» **WHAT YOU SHOULD DO**:
Summarize the Holy Saturday commentary in two sentences.

Eleison Comments

Holy Saturday

Holy Saturday on March 30, 2013

Holy Saturday in the life of Our Lord was that day between his appalling death on the Cross and his glorious Resurrection, when his human body, lifeless without its human soul, lay in the dark tomb, unseen to human eye. Our Lord’s enemies seemed so successfully to have crushed him that the Incarnate God was in complete eclipse, and only the faith of Our Lady in her Divine Son remained unshaken. All his other followers she had to sustain, because even the most devout of them felt bewildered and lost.

Now as being the Mystical Body of Christ, the Catholic Church follows the life’s course of his physical body. Down all its 2,000 years of history the Church has always been persecuted by the enemies of Christ, and in many parts of the world at various times it has been virtually wiped out. Yet surely it has never been going into complete eclipse like it seems to be doing today. God designed his Church as a monarchy, to be held together by the Pope, and we have just seen a Pope resigning, no doubt in part because he himself, mesmerized by modern democratic thinking, never fully believed in his own supreme office. Taking the papal tiara off his coat of arms, and signing himself always as “Bishop of Rome,” whatever were his intentions when he resigned in February, he surely helped, humanly speaking, to undermine the divine institution of the Papacy.

» **DATA SUPPLIED**:
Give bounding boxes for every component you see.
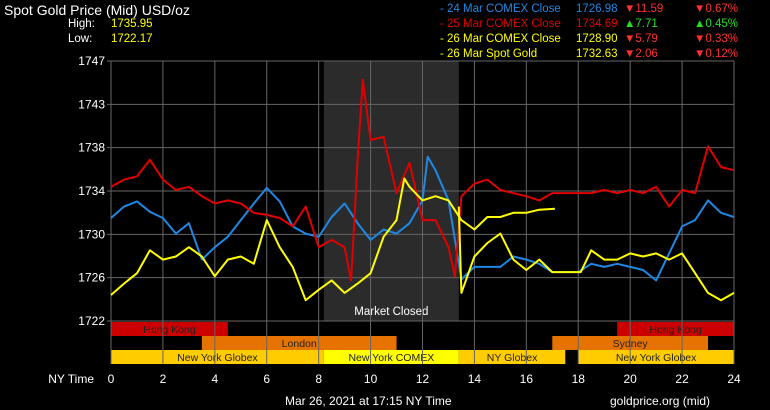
arrow-up-icon: ▲: [624, 18, 636, 30]
low-label: Low:: [68, 33, 93, 45]
legend-value: 1732.63: [576, 48, 618, 60]
legend-label: - 25 Mar COMEX Close: [440, 18, 561, 30]
legend-percent-cell: ▲ 0.45%: [694, 17, 760, 32]
legend-change: 2.06: [635, 48, 658, 60]
legend-change-cell: ▲ 7.71: [624, 17, 694, 32]
y-tick-label: 1730: [78, 227, 105, 241]
arrow-up-icon: ▲: [694, 18, 706, 30]
arrow-down-icon: ▼: [624, 33, 636, 45]
y-tick-label: 1743: [78, 97, 105, 111]
legend-item: - 25 Mar COMEX Close 1734.69 ▲ 7.71 ▲ 0.45%: [440, 17, 765, 32]
session-bar: [578, 350, 734, 364]
x-tick-label: 0: [108, 372, 115, 386]
series-line-2: [110, 78, 735, 282]
session-bar: [111, 322, 228, 336]
legend-change: 5.79: [635, 33, 658, 45]
session-label: Hong Kong: [649, 324, 702, 336]
x-tick-label: 2: [160, 372, 167, 386]
arrow-down-icon: ▼: [624, 48, 636, 60]
session-label: New York Globex: [177, 352, 258, 364]
session-label: New York Globex: [616, 352, 697, 364]
legend-change-cell: ▼ 5.79: [624, 32, 694, 47]
session-bar: [111, 350, 324, 364]
session-bar: [323, 350, 459, 364]
high-label: High:: [68, 18, 95, 30]
x-tick-label: 10: [364, 372, 378, 386]
arrow-down-icon: ▼: [694, 3, 706, 15]
x-tick-label: 24: [727, 372, 741, 386]
legend-percent-cell: ▼ 0.33%: [694, 32, 760, 47]
legend-percent-cell: ▼ 0.12%: [694, 47, 760, 62]
high-value: 1735.95: [111, 18, 153, 30]
market-closed-label: Market Closed: [354, 306, 428, 318]
legend-value: 1728.90: [576, 33, 618, 45]
low-value: 1722.17: [111, 33, 153, 45]
timestamp: Mar 26, 2021 at 17:15 NY Time: [285, 394, 452, 408]
x-tick-label: 14: [468, 372, 482, 386]
x-tick-label: 6: [263, 372, 270, 386]
session-label: Hong Kong: [143, 324, 196, 336]
x-tick-label: 12: [416, 372, 430, 386]
session-bar: [617, 322, 734, 336]
arrow-down-icon: ▼: [694, 33, 706, 45]
series-line-3: [110, 177, 555, 302]
x-tick-label: 20: [623, 372, 637, 386]
legend-change-cell: ▼ 11.59: [624, 2, 694, 17]
legend-item: - 26 Mar COMEX Close 1728.90 ▼ 5.79 ▼ 0.33%: [440, 32, 765, 47]
y-tick-label: 1734: [78, 184, 105, 198]
x-tick-label: 18: [572, 372, 586, 386]
x-tick-label: 22: [675, 372, 689, 386]
legend-label: - 26 Mar Spot Gold: [440, 48, 538, 60]
source-label: goldprice.org (mid): [610, 394, 711, 408]
y-tick-label: 1738: [78, 141, 105, 155]
legend-percent: 0.33%: [705, 33, 738, 45]
legend-percent: 0.45%: [705, 18, 738, 30]
legend-label: - 24 Mar COMEX Close: [440, 3, 561, 15]
legend-percent: 0.12%: [705, 48, 738, 60]
series-line-4: [457, 206, 735, 302]
legend-item: - 26 Mar Spot Gold 1732.63 ▼ 2.06 ▼ 0.12%: [440, 47, 765, 62]
legend-label: - 26 Mar COMEX Close: [440, 33, 561, 45]
y-tick-label: 1722: [78, 314, 105, 328]
session-label: London: [282, 338, 317, 350]
series-line-1: [110, 155, 735, 282]
legend-change: 7.71: [635, 18, 658, 30]
chart-title: Spot Gold Price (Mid) USD/oz: [4, 2, 190, 18]
session-bar: [458, 350, 566, 364]
x-axis-label: NY Time: [48, 372, 94, 386]
legend-item: - 24 Mar COMEX Close 1726.98 ▼ 11.59 ▼ 0.67%: [440, 2, 765, 17]
session-label: NY Globex: [487, 352, 538, 364]
legend-value: 1726.98: [576, 3, 618, 15]
y-tick-label: 1747: [78, 54, 105, 68]
y-tick-label: 1726: [78, 271, 105, 285]
session-label: New York COMEX: [348, 352, 434, 364]
session-bar: [201, 336, 397, 350]
legend-value: 1734.69: [576, 18, 618, 30]
legend-change-cell: ▼ 2.06: [624, 47, 694, 62]
legend-percent: 0.67%: [705, 3, 738, 15]
legend-percent-cell: ▼ 0.67%: [694, 2, 760, 17]
x-tick-label: 16: [520, 372, 534, 386]
arrow-down-icon: ▼: [624, 3, 636, 15]
arrow-down-icon: ▼: [694, 48, 706, 60]
legend-change: 11.59: [635, 3, 664, 15]
x-tick-label: 8: [315, 372, 322, 386]
x-tick-label: 4: [211, 372, 218, 386]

» **EXPECTED OUTPUT**:
On Holy Saturday, between his death and Resurrection, Our Lord's lifeless body lay in the tomb while his enemies seemed to have crushed him, and only Our Lady's faith remained unshaken as she sustained his bewildered followers. The Catholic Church, as his Mystical Body, follows that same course and seems to be going into complete eclipse today, and the Pope who resigned in February, by never fully believing in his own office, surely helped undermine the Papacy.